[Requisitos]
**a.** Traduza para o inglês esta frase do texto: "As pessoas gostam de ler histórias positivas."
**b.** Reescreva como tabela Markdown as linhas das entradas, do início até a linha que contém "numbered-list-button[interactable]: [466, 376, 496, 412]", incluídas as duas pontas. Use as colunas Nº e Linha e deixe de fora as linhas em branco.

[Texto fornecido]
Vez por outra, em virtude de algumas palavras um tanto ásperas ou indelicadas que ainda deixo escapar na minha escrita, sou carinhosamente repreendido por Natália, minha noiva. Ela receia que eu volte àquela época de bangue-bangue, quando eu me comportava como um selvagem da literatura norte-rio-grandense, apontando e fustigando impostores das nossas letras. Não faço mais isso. Todos são pessoas adultas e cada qual que responda pelas produções que assinam.
— Escreva coisas bonitas! — falou Natália.
— Por exemplo? — questionei.
— Algo que não acabe em polêmica, bate-boca na internet, desgastes à toa. As pessoas gostam de ler histórias positivas.
Emendei com uma ponta de ironia:
— Amenidades, você quer dizer.

[Dados fornecidos]

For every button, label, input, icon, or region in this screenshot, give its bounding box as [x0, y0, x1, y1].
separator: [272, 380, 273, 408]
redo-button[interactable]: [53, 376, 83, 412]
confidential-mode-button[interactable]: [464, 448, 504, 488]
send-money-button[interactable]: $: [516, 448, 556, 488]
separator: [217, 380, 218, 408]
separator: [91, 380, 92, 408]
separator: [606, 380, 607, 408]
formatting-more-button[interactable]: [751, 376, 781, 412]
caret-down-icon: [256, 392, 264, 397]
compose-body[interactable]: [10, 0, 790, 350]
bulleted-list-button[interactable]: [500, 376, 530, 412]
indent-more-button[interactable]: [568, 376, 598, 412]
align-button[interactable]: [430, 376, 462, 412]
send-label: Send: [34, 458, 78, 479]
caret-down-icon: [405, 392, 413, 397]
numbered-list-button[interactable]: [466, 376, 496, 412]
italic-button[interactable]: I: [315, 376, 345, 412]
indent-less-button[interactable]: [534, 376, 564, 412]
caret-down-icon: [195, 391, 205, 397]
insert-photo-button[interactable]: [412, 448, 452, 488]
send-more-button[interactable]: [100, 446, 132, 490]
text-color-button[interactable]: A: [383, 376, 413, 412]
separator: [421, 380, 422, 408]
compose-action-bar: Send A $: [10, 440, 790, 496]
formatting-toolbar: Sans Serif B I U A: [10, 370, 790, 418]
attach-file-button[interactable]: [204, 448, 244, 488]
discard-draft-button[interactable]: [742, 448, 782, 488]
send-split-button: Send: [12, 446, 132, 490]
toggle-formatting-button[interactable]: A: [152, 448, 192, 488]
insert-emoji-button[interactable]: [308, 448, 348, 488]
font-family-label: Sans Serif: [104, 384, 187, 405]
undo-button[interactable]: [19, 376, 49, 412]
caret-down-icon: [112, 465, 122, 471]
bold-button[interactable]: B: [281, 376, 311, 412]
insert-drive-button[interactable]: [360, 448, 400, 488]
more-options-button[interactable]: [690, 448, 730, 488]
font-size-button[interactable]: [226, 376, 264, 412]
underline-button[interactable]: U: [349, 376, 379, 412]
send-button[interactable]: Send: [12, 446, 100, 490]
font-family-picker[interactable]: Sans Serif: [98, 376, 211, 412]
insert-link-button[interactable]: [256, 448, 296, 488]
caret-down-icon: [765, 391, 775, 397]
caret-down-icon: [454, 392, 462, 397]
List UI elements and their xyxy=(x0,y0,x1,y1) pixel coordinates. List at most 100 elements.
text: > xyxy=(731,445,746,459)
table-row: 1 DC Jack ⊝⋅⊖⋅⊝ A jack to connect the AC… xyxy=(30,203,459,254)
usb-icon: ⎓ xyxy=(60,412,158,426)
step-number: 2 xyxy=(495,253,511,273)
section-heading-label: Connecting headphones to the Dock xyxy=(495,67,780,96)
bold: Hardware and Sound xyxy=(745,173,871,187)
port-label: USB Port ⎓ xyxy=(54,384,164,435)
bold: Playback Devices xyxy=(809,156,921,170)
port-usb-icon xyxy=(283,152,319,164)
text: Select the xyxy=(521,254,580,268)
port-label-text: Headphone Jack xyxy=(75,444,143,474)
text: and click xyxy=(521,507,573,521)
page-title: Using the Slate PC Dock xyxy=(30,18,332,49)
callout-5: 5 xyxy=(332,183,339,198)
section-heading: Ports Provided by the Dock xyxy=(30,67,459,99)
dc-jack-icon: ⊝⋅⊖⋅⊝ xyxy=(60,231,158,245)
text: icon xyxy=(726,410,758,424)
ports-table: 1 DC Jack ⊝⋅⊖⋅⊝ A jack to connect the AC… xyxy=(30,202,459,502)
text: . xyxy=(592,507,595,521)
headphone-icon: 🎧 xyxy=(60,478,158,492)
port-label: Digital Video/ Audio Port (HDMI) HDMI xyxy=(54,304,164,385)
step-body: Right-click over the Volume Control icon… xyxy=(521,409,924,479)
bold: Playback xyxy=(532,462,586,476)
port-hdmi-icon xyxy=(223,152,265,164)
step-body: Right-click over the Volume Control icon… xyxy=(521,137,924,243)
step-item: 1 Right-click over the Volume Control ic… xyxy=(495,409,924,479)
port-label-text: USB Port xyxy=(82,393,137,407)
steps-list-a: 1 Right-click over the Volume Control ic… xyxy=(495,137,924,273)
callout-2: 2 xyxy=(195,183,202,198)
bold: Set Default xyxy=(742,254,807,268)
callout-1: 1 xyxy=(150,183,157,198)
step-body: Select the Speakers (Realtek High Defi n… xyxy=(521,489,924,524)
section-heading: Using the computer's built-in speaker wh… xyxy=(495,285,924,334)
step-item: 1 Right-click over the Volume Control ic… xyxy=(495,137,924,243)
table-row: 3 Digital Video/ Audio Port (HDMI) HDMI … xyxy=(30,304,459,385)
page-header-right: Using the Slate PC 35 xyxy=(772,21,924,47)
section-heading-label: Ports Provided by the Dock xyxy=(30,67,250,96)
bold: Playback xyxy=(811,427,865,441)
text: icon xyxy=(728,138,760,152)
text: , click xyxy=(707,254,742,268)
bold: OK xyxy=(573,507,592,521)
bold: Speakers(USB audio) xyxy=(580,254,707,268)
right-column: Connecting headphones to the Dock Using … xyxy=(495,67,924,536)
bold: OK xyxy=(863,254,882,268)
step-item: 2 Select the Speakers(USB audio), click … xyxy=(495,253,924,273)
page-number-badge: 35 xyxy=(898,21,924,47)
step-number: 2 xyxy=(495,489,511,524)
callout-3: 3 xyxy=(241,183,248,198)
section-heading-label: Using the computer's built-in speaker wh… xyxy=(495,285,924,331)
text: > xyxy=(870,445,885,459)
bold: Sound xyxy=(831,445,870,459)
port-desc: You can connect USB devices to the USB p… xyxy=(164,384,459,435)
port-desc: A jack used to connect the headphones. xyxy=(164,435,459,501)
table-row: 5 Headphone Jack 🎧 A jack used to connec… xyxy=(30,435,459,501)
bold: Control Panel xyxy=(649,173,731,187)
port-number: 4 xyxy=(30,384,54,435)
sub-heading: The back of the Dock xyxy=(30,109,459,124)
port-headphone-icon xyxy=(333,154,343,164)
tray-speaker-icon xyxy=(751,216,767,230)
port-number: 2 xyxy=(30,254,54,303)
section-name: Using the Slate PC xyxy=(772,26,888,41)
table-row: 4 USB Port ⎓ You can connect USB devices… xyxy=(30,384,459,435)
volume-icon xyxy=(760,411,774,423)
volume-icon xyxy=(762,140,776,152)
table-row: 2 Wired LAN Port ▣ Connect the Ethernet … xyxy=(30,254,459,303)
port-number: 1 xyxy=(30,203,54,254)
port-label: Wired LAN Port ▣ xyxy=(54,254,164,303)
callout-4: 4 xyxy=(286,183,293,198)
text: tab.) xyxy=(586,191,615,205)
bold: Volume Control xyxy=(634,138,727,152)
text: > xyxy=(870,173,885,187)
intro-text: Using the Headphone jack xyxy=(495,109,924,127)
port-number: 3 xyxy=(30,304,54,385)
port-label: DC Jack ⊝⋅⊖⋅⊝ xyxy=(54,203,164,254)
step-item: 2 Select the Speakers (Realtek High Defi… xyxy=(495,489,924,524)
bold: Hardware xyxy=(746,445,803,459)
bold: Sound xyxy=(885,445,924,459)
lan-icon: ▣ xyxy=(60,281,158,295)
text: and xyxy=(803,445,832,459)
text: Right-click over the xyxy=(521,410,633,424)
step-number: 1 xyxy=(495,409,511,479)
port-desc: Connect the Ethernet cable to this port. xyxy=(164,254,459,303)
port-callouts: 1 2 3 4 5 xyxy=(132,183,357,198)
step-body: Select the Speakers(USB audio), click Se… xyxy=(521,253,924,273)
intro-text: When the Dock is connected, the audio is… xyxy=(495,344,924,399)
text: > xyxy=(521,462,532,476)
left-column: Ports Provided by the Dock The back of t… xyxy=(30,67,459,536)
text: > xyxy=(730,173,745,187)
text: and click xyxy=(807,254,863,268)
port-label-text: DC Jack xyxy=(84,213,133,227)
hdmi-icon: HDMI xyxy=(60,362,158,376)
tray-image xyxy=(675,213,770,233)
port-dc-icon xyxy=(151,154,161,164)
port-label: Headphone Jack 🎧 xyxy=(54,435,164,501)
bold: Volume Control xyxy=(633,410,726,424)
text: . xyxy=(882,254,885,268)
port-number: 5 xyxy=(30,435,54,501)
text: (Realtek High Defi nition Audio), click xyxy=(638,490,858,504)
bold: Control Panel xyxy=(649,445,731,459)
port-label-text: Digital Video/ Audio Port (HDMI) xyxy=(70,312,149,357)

[Resultados do exercício]
**a.** People like to read positive stories.

**b.**
| Nº | Linha |
|---|---|
| 1 | For every button, label, input, icon, or region in this screenshot, give its bounding box as [x0, y0, x1, y1]. |
| 2 | separator: [272, 380, 273, 408] |
| 3 | redo-button[interactable]: [53, 376, 83, 412] |
| 4 | confidential-mode-button[interactable]: [464, 448, 504, 488] |
| 5 | send-money-button[interactable]: $: [516, 448, 556, 488] |
| 6 | separator: [217, 380, 218, 408] |
| 7 | separator: [91, 380, 92, 408] |
| 8 | separator: [606, 380, 607, 408] |
| 9 | formatting-more-button[interactable]: [751, 376, 781, 412] |
| 10 | caret-down-icon: [256, 392, 264, 397] |
| 11 | compose-body[interactable]: [10, 0, 790, 350] |
| 12 | bulleted-list-button[interactable]: [500, 376, 530, 412] |
| 13 | indent-more-button[interactable]: [568, 376, 598, 412] |
| 14 | align-button[interactable]: [430, 376, 462, 412] |
| 15 | send-label: Send: [34, 458, 78, 479] |
| 16 | caret-down-icon: [405, 392, 413, 397] |
| 17 | numbered-list-button[interactable]: [466, 376, 496, 412] |